▶ **WHAT THE EXERCISE ASKS**
Isolate every line in the data with the string "thời" and copy it.

▶ **EXERCISE INPUTS**
##########
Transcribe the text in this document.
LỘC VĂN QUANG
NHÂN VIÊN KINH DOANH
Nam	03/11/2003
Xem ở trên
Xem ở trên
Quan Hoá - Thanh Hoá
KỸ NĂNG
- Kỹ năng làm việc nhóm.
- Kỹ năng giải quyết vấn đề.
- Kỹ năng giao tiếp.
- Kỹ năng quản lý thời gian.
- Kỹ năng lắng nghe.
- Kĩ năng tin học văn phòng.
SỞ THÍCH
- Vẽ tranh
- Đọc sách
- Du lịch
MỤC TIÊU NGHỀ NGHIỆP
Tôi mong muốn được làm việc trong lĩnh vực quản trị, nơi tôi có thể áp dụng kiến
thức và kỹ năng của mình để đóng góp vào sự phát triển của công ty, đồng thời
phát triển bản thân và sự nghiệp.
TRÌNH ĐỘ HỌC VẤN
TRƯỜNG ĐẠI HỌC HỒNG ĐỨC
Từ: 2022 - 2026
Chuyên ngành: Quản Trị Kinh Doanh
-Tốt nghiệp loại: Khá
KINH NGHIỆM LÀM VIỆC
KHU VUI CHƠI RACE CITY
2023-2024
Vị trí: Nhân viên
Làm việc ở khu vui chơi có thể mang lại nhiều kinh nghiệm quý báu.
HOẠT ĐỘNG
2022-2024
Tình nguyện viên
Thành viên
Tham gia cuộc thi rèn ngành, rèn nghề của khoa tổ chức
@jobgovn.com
##########
▶ **ANSWER TO THIS TASK**
- Kỹ năng quản lý thời gian.
thức và kỹ năng của mình để đóng góp vào sự phát triển của công ty, đồng thời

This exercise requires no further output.